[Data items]
— begin —

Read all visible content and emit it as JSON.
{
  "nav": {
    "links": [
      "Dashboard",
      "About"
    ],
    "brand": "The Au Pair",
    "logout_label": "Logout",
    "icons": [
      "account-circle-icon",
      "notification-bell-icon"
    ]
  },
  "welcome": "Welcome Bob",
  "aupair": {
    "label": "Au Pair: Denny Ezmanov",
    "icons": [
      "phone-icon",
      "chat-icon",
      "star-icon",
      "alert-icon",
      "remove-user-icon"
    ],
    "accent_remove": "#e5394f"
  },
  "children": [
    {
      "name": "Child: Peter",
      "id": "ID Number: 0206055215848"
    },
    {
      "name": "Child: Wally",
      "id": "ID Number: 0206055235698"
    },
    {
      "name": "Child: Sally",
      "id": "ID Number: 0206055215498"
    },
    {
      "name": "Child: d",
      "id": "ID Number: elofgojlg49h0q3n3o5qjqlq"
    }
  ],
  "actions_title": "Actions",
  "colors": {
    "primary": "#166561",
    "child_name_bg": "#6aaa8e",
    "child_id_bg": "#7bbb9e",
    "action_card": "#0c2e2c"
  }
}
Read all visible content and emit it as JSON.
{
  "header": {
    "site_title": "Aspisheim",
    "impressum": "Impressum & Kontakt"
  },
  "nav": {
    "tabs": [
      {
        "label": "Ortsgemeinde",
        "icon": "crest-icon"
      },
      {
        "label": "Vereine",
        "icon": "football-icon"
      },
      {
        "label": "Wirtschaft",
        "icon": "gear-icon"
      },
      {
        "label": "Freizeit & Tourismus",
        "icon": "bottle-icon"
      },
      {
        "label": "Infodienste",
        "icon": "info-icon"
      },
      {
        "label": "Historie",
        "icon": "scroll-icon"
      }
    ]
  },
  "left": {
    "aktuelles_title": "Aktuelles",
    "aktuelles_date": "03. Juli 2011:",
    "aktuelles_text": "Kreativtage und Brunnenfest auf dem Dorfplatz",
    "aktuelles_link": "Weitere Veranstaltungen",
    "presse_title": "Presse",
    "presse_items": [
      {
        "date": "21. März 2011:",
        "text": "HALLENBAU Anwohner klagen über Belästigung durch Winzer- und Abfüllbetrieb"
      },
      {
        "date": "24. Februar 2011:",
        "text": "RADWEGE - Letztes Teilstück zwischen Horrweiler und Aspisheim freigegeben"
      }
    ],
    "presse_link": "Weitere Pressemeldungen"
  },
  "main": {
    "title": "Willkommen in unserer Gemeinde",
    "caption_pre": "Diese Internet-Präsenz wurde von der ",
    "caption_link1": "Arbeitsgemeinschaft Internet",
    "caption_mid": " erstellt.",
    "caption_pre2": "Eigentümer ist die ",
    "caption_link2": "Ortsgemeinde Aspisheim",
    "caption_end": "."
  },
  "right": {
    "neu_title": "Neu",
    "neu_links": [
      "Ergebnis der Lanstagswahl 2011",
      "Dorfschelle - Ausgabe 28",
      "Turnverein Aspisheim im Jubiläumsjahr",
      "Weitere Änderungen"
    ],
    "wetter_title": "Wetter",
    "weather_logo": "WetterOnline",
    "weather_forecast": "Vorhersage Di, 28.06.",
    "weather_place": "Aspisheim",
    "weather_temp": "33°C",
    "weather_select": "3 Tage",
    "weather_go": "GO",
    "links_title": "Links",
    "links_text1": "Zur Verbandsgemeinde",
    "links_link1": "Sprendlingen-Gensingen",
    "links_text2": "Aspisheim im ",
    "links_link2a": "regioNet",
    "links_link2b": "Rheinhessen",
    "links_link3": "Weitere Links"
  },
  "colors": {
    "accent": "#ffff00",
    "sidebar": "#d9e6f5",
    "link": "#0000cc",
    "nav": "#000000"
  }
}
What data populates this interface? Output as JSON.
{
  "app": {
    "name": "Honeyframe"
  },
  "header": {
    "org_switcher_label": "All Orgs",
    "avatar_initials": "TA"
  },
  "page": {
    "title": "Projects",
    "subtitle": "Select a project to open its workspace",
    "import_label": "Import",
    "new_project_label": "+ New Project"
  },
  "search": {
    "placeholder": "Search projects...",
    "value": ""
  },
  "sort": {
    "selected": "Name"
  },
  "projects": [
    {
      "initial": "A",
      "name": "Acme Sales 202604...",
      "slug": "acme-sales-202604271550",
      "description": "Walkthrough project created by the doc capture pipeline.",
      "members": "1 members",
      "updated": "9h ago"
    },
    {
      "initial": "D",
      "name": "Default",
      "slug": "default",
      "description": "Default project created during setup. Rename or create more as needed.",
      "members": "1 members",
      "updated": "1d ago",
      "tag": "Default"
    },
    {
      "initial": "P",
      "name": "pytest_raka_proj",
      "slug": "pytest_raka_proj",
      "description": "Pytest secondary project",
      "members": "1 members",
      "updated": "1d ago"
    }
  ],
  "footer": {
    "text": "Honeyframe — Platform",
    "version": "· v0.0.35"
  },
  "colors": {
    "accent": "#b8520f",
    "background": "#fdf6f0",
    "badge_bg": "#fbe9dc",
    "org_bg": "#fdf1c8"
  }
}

— end —

#### [Aim]
Search the lines for the string "Number" and copy every line that has it.

#### [Exercise response]
      "id": "ID Number: 0206055215848"
      "id": "ID Number: 0206055235698"
      "id": "ID Number: 0206055215498"
      "id": "ID Number: elofgojlg49h0q3n3o5qjqlq"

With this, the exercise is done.